■ REQUIRED TASK: Identify and pull out each line of the entries in which "叠加商品" occurs.

■ DATA LINES:
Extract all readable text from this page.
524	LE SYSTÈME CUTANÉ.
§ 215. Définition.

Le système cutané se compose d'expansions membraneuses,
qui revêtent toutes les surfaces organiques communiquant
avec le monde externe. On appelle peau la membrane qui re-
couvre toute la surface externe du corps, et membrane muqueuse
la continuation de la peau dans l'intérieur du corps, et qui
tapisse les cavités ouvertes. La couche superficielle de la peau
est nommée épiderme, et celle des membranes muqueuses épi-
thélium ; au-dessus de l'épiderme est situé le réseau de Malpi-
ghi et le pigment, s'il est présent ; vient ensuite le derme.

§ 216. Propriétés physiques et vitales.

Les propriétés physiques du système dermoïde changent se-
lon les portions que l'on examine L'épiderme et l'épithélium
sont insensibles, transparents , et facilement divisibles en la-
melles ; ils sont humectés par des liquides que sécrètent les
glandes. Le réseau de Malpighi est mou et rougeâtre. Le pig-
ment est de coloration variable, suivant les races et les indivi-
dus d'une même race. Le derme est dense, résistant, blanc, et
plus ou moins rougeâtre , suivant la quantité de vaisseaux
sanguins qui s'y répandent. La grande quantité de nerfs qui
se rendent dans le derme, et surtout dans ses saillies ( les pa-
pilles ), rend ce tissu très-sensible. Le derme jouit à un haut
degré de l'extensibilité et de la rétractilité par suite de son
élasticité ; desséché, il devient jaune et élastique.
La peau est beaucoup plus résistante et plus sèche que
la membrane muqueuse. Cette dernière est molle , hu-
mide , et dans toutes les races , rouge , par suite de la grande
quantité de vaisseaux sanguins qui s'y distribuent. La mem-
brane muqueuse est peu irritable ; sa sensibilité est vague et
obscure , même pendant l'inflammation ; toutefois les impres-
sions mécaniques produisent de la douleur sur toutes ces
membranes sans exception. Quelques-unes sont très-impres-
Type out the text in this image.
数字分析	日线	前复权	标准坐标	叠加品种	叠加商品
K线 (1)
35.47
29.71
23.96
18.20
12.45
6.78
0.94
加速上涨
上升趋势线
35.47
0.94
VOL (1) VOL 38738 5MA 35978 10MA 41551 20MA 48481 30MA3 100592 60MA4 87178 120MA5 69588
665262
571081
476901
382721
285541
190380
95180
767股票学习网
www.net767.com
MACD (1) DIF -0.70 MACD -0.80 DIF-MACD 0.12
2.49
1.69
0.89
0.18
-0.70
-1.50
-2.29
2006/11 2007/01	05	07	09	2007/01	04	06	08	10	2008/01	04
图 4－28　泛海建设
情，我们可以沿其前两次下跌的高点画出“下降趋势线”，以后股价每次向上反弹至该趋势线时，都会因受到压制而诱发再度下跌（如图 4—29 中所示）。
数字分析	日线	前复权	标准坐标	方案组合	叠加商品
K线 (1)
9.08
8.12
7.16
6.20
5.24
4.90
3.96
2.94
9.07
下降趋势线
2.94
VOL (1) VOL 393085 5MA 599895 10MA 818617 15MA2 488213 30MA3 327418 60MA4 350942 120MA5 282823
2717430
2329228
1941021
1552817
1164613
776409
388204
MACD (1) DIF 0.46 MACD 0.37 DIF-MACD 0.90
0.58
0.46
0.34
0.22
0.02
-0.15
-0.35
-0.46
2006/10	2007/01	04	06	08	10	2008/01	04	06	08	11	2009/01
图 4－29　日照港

■ REPLY TO THE TASK:
数字分析	日线	前复权	标准坐标	叠加品种	叠加商品
数字分析	日线	前复权	标准坐标	方案组合	叠加商品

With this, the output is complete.